[Collected data entries]
-=-=-=-=-

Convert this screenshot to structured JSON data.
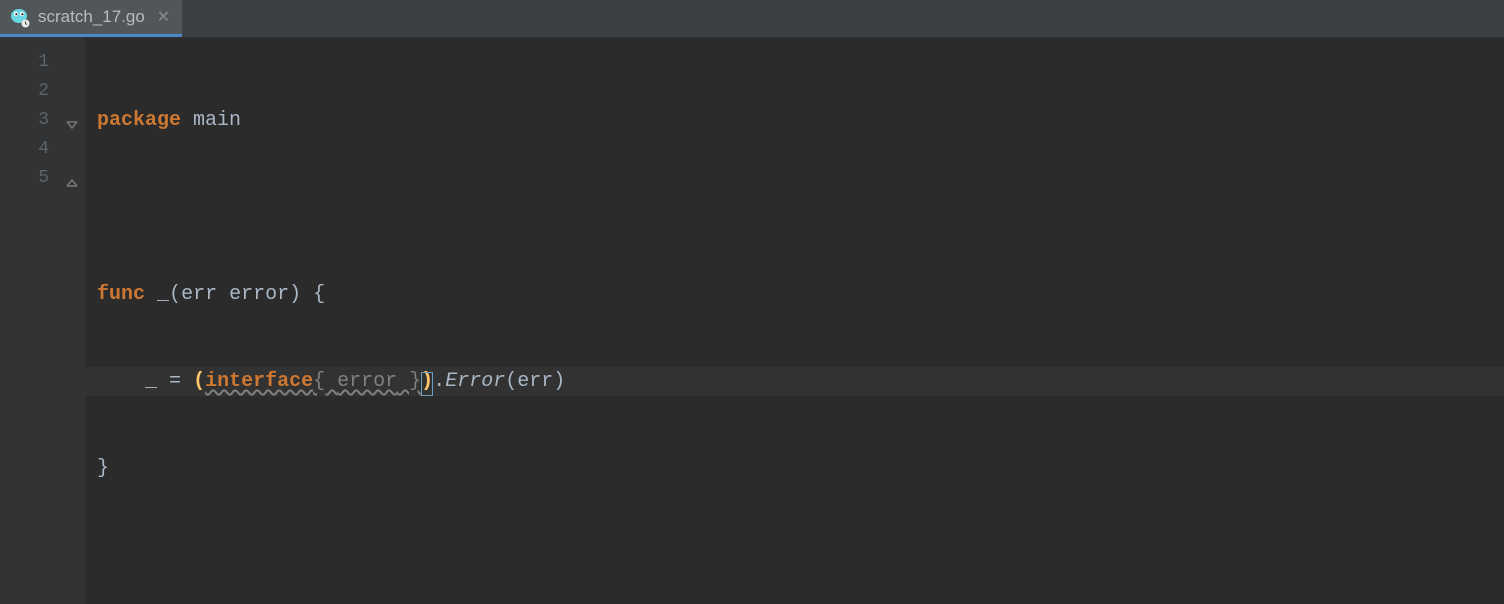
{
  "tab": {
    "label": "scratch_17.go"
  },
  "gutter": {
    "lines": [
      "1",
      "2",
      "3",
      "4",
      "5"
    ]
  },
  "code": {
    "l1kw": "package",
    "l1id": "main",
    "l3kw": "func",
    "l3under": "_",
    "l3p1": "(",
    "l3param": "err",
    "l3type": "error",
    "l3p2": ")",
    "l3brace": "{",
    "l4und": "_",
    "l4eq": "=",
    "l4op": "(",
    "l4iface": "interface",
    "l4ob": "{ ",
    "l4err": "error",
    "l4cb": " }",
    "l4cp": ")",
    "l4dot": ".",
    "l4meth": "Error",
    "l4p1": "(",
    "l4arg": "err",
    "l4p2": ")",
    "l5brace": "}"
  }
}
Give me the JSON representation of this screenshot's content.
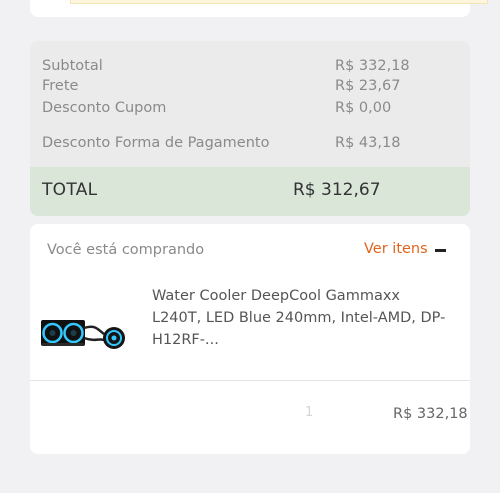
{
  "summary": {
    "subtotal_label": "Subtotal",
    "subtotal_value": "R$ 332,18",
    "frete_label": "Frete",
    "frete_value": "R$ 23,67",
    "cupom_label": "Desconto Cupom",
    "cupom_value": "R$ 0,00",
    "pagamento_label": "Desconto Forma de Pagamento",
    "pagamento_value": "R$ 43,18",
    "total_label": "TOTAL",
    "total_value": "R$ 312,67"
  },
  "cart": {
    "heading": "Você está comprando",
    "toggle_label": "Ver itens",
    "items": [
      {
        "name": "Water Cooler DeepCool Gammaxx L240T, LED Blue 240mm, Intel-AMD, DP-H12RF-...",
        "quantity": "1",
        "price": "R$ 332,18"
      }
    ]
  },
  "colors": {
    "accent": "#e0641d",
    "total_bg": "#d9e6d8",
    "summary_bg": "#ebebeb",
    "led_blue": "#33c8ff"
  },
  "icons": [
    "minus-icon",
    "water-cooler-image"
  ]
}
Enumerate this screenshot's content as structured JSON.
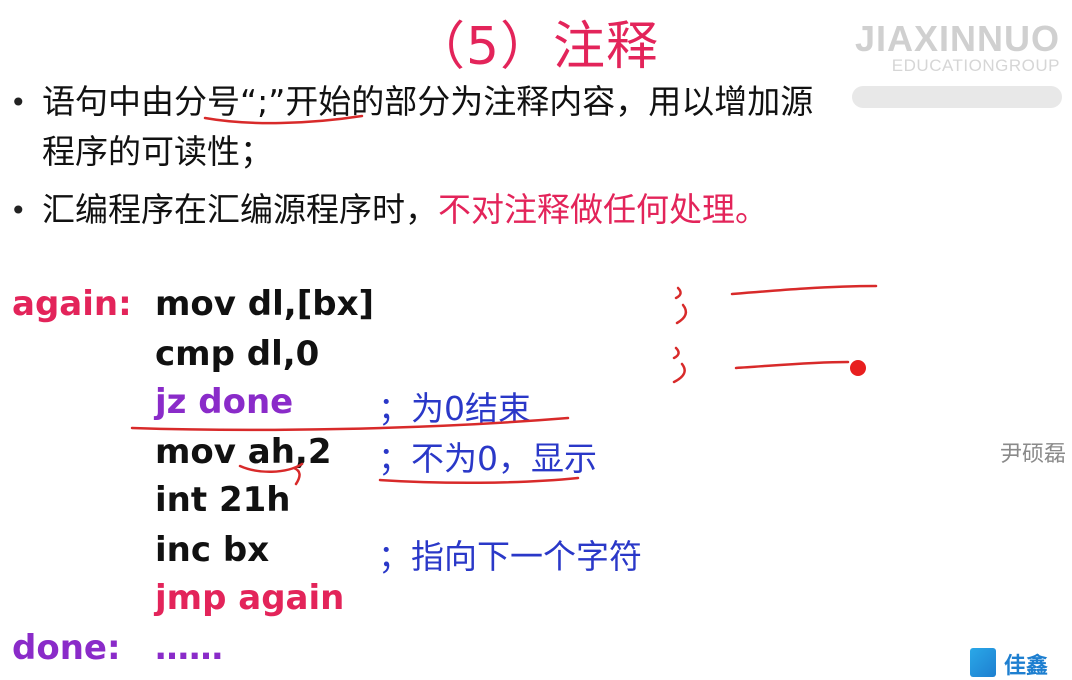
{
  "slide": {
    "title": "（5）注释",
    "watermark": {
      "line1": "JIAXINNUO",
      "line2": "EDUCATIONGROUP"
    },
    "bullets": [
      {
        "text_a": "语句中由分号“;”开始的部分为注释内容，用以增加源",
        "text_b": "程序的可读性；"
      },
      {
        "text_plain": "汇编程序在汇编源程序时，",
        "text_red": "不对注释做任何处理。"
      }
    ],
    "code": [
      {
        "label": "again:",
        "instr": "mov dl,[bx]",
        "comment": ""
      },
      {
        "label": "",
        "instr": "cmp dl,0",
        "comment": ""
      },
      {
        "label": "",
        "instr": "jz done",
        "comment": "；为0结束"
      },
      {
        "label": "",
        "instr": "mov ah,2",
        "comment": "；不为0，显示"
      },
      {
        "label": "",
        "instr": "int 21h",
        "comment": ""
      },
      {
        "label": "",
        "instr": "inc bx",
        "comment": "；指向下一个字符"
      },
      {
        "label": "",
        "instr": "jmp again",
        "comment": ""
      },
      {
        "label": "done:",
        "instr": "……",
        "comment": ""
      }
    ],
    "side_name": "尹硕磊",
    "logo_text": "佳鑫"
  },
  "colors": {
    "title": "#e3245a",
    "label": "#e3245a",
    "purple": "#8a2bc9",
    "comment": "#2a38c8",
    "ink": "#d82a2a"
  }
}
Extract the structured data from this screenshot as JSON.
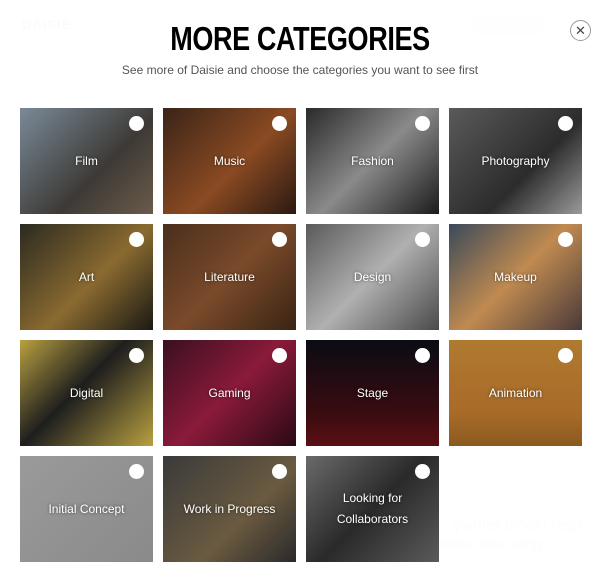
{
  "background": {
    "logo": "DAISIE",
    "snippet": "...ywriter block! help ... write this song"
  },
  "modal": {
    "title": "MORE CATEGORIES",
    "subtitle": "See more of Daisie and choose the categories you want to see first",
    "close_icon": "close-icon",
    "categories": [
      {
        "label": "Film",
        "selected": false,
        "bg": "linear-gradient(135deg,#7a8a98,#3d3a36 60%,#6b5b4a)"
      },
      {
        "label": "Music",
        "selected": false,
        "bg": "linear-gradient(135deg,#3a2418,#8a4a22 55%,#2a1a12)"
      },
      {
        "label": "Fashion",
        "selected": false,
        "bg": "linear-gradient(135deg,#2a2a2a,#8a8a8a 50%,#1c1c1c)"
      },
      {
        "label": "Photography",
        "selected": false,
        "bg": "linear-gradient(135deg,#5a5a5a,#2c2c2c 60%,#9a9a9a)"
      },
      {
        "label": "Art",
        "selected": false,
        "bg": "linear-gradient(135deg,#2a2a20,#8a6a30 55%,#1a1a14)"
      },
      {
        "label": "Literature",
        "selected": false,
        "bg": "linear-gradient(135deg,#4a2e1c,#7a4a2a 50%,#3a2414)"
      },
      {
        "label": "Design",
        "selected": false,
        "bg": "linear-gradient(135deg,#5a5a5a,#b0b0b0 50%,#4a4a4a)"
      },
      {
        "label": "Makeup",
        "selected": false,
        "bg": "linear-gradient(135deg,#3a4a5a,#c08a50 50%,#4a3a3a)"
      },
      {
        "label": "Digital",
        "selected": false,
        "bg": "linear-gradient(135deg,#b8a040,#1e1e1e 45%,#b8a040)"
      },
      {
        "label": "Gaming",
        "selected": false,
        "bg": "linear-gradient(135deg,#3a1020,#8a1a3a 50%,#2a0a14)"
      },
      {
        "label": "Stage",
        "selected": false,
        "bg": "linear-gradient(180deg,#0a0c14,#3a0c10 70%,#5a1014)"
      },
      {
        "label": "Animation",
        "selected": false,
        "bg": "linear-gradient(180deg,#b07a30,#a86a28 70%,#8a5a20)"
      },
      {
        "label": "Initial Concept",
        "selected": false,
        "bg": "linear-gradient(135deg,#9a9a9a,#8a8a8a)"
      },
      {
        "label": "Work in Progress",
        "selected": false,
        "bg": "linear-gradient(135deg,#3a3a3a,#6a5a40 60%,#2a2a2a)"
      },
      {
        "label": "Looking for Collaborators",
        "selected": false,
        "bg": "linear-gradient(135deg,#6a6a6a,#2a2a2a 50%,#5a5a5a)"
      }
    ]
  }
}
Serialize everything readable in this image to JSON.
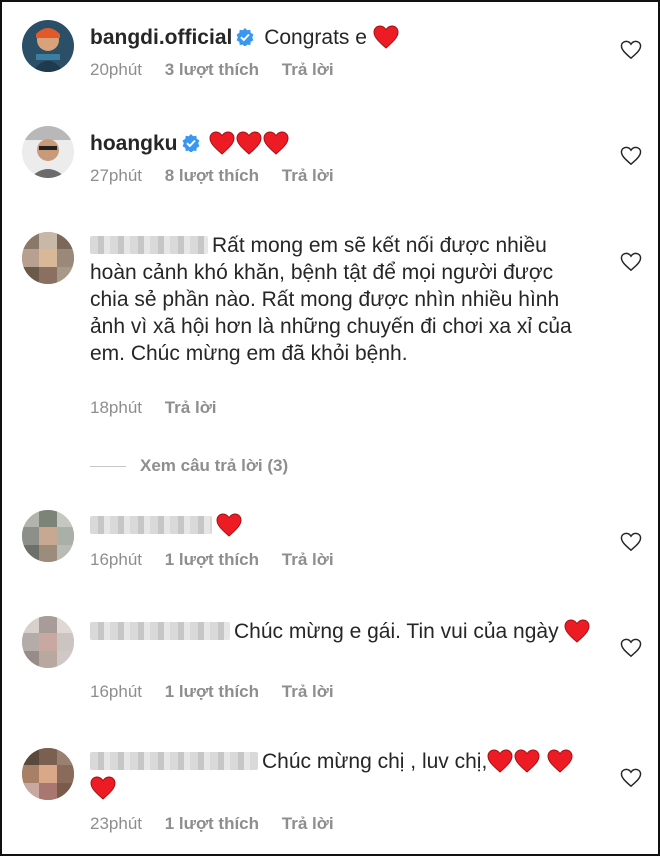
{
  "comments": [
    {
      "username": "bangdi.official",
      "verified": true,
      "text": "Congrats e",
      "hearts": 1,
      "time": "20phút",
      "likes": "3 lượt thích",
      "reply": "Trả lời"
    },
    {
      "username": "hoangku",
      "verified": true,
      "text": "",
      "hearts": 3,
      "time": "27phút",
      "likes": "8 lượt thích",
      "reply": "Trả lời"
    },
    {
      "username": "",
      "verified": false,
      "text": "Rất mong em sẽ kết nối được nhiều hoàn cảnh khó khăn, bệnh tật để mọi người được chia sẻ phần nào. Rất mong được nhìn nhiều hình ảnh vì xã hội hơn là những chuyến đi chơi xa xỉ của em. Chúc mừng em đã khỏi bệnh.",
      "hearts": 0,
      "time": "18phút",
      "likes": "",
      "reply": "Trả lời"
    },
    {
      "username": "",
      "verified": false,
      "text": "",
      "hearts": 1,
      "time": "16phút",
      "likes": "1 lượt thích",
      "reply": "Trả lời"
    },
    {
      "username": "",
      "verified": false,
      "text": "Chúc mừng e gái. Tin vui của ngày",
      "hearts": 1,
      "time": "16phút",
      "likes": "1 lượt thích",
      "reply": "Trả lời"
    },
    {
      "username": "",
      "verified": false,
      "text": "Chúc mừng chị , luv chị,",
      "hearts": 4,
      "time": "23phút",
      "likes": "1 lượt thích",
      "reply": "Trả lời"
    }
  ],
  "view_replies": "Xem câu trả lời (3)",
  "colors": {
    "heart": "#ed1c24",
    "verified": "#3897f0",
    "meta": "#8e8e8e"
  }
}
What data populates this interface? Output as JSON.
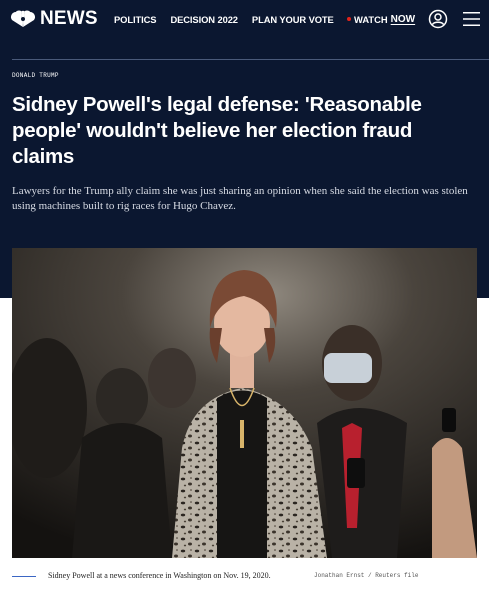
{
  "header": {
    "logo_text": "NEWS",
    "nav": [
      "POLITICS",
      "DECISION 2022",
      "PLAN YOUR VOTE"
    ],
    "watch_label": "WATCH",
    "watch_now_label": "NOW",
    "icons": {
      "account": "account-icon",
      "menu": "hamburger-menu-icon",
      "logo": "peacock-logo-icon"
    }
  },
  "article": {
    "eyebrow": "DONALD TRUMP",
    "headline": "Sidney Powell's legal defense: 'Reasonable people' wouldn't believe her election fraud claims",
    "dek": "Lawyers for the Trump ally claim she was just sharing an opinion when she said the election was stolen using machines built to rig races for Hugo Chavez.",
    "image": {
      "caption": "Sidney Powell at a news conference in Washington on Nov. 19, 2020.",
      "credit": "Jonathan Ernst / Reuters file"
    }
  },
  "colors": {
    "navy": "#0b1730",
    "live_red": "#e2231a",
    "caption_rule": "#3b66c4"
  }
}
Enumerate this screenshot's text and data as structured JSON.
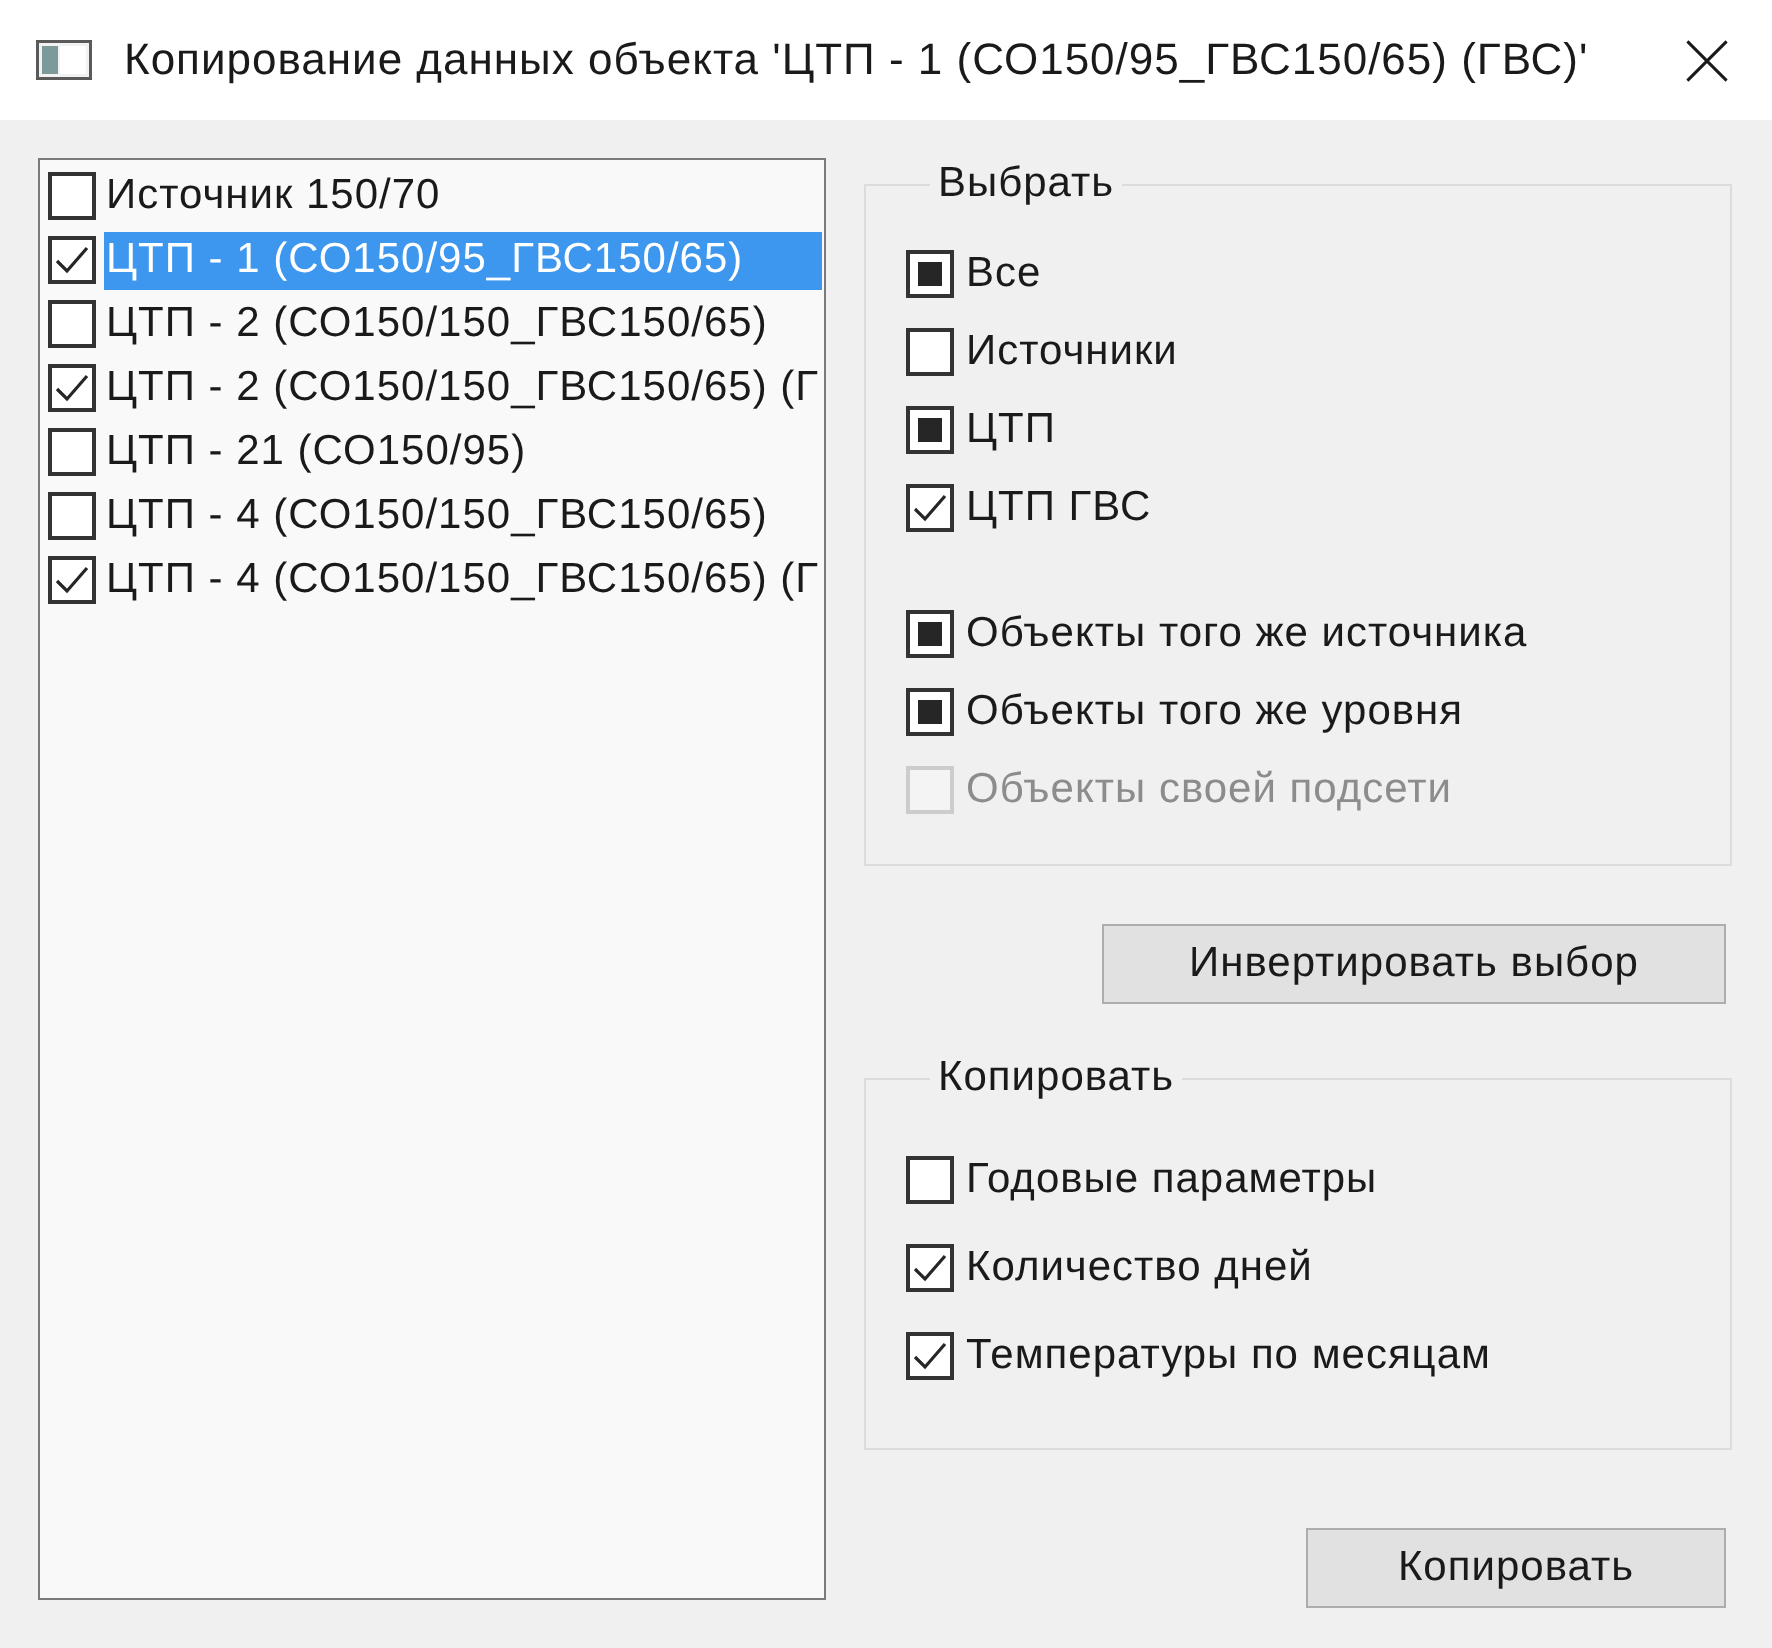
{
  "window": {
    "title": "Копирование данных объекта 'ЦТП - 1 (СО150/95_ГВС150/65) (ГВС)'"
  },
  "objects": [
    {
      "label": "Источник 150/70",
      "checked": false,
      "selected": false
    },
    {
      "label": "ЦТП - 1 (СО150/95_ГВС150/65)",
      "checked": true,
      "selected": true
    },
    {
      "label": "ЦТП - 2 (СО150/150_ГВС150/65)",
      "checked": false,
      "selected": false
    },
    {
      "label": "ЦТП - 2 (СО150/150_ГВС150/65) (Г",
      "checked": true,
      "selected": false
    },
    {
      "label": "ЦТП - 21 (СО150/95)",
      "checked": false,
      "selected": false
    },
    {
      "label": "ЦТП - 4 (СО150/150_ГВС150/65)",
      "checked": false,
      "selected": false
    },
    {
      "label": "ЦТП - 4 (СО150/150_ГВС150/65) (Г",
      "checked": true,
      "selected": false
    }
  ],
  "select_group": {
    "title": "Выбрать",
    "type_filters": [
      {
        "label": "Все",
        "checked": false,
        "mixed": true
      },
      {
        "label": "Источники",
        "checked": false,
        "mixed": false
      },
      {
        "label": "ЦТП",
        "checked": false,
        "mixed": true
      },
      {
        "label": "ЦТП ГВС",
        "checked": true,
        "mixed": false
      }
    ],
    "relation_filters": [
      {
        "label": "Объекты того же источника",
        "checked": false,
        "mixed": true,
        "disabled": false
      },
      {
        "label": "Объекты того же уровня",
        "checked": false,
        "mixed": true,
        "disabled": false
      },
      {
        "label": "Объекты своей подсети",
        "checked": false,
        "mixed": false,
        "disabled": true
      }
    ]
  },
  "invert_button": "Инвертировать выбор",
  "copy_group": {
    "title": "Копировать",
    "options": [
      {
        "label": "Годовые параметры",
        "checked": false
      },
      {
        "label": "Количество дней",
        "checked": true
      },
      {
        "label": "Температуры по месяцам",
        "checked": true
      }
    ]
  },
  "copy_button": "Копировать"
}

-=-=-=-=-

● **Problem details**: Which lines of the material contain the string "Объекты"? List each of them.

● **Task response**:
        "label": "Объекты того же источника",
        "label": "Объекты того же уровня",
        "label": "Объекты своей подсети",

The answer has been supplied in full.